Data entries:
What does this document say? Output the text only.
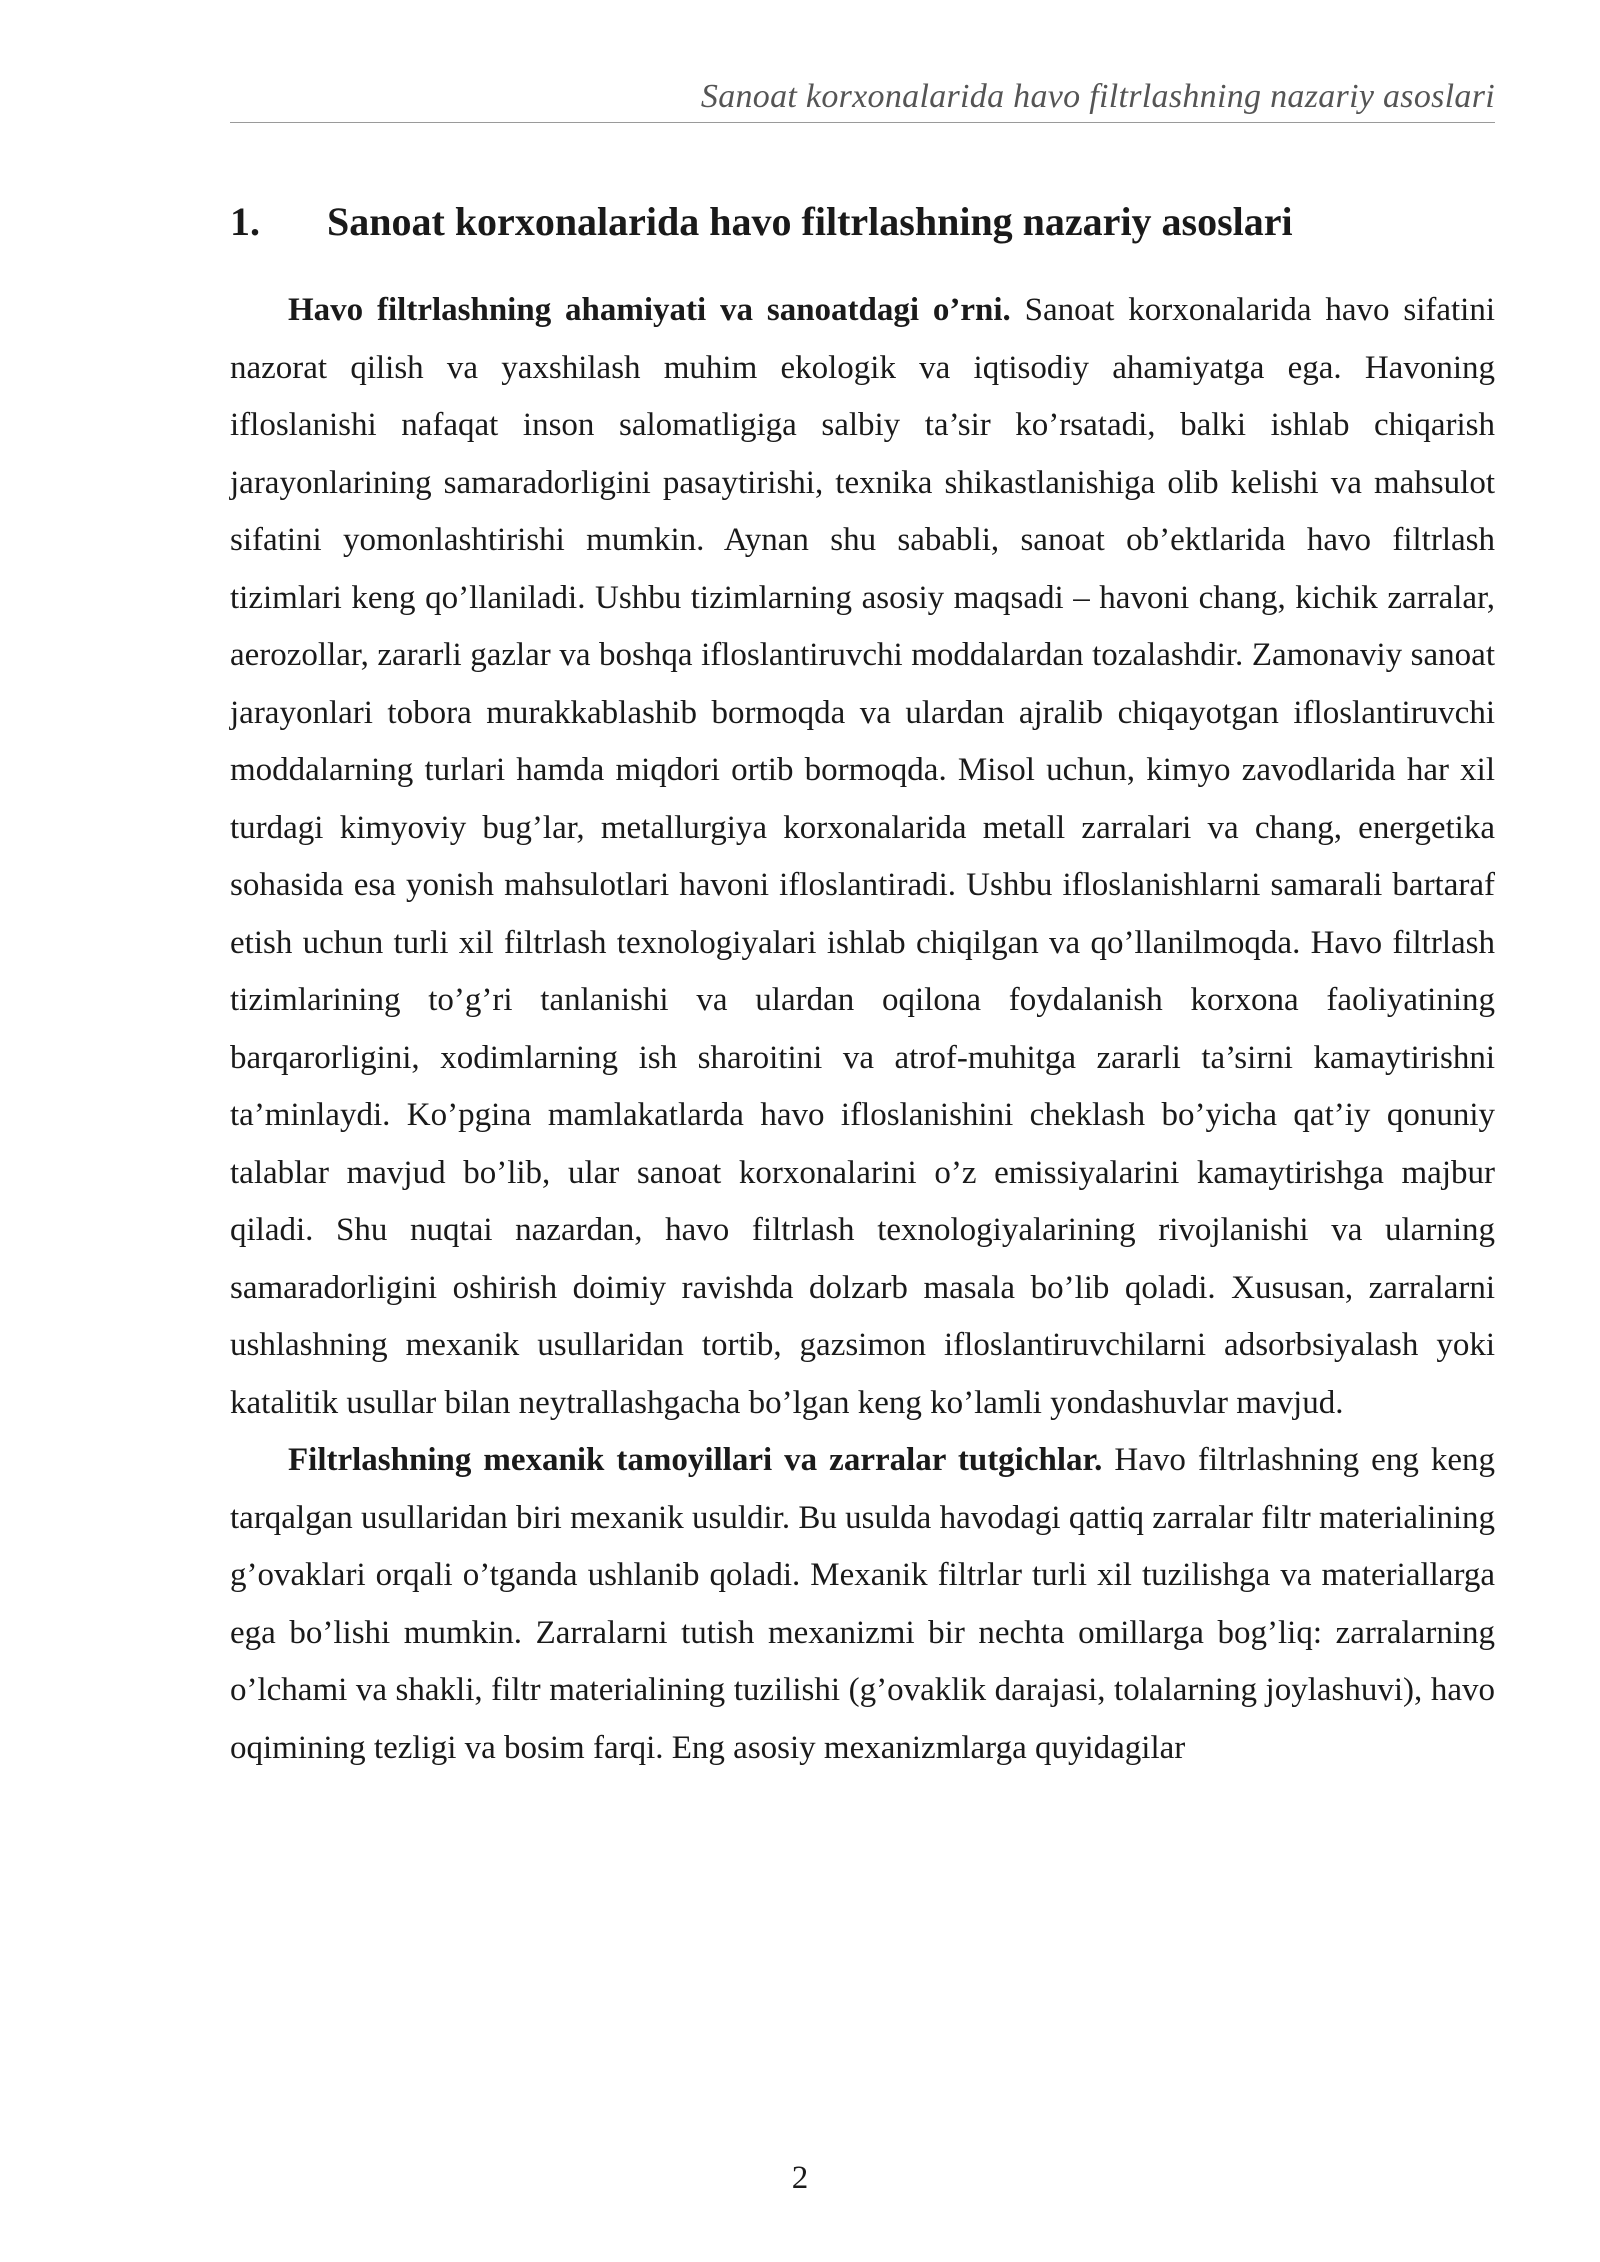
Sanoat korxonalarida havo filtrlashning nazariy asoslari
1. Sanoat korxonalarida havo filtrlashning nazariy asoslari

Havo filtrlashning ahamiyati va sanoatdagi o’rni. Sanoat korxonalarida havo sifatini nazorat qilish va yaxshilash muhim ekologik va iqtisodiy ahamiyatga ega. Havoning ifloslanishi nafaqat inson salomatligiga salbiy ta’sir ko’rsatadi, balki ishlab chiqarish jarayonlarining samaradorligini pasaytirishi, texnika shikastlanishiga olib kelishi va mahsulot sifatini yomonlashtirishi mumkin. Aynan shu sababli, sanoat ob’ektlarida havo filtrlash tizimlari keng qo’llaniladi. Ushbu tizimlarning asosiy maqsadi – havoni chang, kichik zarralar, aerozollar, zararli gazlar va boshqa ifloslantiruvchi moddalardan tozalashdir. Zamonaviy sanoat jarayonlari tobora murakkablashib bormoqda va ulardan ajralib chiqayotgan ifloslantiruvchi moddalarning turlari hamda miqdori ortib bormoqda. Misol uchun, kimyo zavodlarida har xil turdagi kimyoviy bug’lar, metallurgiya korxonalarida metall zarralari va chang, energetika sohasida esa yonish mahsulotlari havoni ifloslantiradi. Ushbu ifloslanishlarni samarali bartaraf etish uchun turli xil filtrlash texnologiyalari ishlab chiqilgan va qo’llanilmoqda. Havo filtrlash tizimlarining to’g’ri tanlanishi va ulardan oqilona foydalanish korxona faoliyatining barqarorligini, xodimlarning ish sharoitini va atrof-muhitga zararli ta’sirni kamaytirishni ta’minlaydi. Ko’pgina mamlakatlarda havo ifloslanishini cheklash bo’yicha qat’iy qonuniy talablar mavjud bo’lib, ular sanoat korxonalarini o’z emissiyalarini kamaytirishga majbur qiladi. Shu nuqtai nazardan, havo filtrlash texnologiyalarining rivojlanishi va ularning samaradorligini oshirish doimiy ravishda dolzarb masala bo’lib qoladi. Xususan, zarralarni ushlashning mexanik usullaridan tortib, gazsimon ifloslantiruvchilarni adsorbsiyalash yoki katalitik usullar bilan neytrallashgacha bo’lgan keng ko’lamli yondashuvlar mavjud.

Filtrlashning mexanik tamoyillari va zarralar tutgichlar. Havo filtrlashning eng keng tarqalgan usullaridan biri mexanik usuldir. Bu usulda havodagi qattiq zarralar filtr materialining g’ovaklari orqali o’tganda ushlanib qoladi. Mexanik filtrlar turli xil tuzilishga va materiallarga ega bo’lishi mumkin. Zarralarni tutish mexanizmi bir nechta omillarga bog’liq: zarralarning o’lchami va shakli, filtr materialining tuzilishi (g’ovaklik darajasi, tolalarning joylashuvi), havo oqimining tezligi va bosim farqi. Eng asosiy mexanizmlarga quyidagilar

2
--
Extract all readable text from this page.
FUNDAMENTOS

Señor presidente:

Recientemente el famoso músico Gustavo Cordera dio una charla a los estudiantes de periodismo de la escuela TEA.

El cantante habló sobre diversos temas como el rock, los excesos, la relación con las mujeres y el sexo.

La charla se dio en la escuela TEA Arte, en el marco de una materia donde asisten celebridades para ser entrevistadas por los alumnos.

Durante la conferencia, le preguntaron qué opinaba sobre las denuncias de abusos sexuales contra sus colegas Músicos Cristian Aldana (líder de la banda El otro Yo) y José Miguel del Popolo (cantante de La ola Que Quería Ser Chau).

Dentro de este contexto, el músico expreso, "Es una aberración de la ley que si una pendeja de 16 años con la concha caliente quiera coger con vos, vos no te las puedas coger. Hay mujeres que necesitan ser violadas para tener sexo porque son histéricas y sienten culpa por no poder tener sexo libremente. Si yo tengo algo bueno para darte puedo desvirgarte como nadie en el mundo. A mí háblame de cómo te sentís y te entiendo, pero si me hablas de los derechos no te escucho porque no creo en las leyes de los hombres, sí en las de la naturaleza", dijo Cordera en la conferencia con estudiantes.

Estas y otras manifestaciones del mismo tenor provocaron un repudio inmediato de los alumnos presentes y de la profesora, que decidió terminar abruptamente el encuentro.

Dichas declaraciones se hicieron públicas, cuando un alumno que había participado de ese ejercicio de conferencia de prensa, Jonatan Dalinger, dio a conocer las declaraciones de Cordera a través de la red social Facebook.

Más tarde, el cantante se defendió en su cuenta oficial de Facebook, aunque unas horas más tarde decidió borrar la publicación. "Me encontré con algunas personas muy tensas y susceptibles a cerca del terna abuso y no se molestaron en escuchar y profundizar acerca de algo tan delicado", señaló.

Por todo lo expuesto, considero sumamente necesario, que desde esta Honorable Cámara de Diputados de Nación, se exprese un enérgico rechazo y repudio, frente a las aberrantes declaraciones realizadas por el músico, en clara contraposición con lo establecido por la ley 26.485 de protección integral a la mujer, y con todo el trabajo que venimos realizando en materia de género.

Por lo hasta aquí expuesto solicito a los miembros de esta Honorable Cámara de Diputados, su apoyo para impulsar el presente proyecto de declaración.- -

> **INSTRUCTION**:
Search the records for the word "escuela" and copy every line where it occurs.

> **THE SOLUTION**:
Recientemente el famoso músico Gustavo Cordera dio una charla a los estudiantes de periodismo de la escuela TEA.
La charla se dio en la escuela TEA Arte, en el marco de una materia donde asisten celebridades para ser entrevistadas por los alumnos.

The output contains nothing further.